_WRITTEN PROBLEM:_
Give a verbatim quotation of every record.

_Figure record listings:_
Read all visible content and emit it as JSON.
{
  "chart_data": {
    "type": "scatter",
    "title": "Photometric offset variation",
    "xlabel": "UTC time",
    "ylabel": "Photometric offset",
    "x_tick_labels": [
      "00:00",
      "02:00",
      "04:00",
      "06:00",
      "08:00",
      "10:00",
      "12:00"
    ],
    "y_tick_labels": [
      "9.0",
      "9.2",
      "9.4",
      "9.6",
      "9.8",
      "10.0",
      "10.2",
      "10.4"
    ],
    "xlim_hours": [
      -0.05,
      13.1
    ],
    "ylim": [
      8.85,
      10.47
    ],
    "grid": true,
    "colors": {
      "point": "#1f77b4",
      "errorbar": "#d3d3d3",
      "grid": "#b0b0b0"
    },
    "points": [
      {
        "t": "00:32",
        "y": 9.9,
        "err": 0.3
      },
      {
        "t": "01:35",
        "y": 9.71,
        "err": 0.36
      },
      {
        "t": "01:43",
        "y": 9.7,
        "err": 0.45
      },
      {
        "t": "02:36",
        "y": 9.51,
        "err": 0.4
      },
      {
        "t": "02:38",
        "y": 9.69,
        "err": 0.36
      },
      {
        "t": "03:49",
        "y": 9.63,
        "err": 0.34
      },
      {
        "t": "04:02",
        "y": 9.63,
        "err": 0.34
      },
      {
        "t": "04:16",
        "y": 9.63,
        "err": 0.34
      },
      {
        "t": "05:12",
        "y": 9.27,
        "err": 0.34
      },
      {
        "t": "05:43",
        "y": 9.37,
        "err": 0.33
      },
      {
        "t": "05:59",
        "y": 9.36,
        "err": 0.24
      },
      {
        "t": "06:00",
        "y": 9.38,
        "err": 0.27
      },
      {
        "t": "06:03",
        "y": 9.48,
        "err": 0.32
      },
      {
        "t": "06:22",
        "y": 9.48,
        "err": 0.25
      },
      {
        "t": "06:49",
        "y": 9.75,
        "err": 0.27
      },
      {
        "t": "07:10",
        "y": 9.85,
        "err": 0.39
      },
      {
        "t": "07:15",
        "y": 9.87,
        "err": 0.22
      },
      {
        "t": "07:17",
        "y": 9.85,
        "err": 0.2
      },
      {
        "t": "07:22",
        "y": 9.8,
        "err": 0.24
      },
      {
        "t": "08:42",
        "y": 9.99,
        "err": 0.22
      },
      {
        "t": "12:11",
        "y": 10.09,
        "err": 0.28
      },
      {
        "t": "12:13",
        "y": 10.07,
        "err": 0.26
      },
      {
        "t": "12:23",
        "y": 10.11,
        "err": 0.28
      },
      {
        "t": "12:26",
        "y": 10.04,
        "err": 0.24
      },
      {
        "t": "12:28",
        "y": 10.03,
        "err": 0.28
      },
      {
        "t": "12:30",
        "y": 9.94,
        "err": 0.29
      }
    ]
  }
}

_SOLUTION BELOW:_
Read all visible content and emit it as JSON.
{
  "chart_data": {
    "type": "scatter",
    "title": "Photometric offset variation",
    "xlabel": "UTC time",
    "ylabel": "Photometric offset",
    "x_tick_labels": [
      "00:00",
      "02:00",
      "04:00",
      "06:00",
      "08:00",
      "10:00",
      "12:00"
    ],
    "y_tick_labels": [
      "9.0",
      "9.2",
      "9.4",
      "9.6",
      "9.8",
      "10.0",
      "10.2",
      "10.4"
    ],
    "xlim_hours": [
      -0.05,
      13.1
    ],
    "ylim": [
      8.85,
      10.47
    ],
    "grid": true,
    "colors": {
      "point": "#1f77b4",
      "errorbar": "#d3d3d3",
      "grid": "#b0b0b0"
    },
    "points": [
      {
        "t": "00:32",
        "y": 9.9,
        "err": 0.3
      },
      {
        "t": "01:35",
        "y": 9.71,
        "err": 0.36
      },
      {
        "t": "01:43",
        "y": 9.7,
        "err": 0.45
      },
      {
        "t": "02:36",
        "y": 9.51,
        "err": 0.4
      },
      {
        "t": "02:38",
        "y": 9.69,
        "err": 0.36
      },
      {
        "t": "03:49",
        "y": 9.63,
        "err": 0.34
      },
      {
        "t": "04:02",
        "y": 9.63,
        "err": 0.34
      },
      {
        "t": "04:16",
        "y": 9.63,
        "err": 0.34
      },
      {
        "t": "05:12",
        "y": 9.27,
        "err": 0.34
      },
      {
        "t": "05:43",
        "y": 9.37,
        "err": 0.33
      },
      {
        "t": "05:59",
        "y": 9.36,
        "err": 0.24
      },
      {
        "t": "06:00",
        "y": 9.38,
        "err": 0.27
      },
      {
        "t": "06:03",
        "y": 9.48,
        "err": 0.32
      },
      {
        "t": "06:22",
        "y": 9.48,
        "err": 0.25
      },
      {
        "t": "06:49",
        "y": 9.75,
        "err": 0.27
      },
      {
        "t": "07:10",
        "y": 9.85,
        "err": 0.39
      },
      {
        "t": "07:15",
        "y": 9.87,
        "err": 0.22
      },
      {
        "t": "07:17",
        "y": 9.85,
        "err": 0.2
      },
      {
        "t": "07:22",
        "y": 9.8,
        "err": 0.24
      },
      {
        "t": "08:42",
        "y": 9.99,
        "err": 0.22
      },
      {
        "t": "12:11",
        "y": 10.09,
        "err": 0.28
      },
      {
        "t": "12:13",
        "y": 10.07,
        "err": 0.26
      },
      {
        "t": "12:23",
        "y": 10.11,
        "err": 0.28
      },
      {
        "t": "12:26",
        "y": 10.04,
        "err": 0.24
      },
      {
        "t": "12:28",
        "y": 10.03,
        "err": 0.28
      },
      {
        "t": "12:30",
        "y": 9.94,
        "err": 0.29
      }
    ]
  }
}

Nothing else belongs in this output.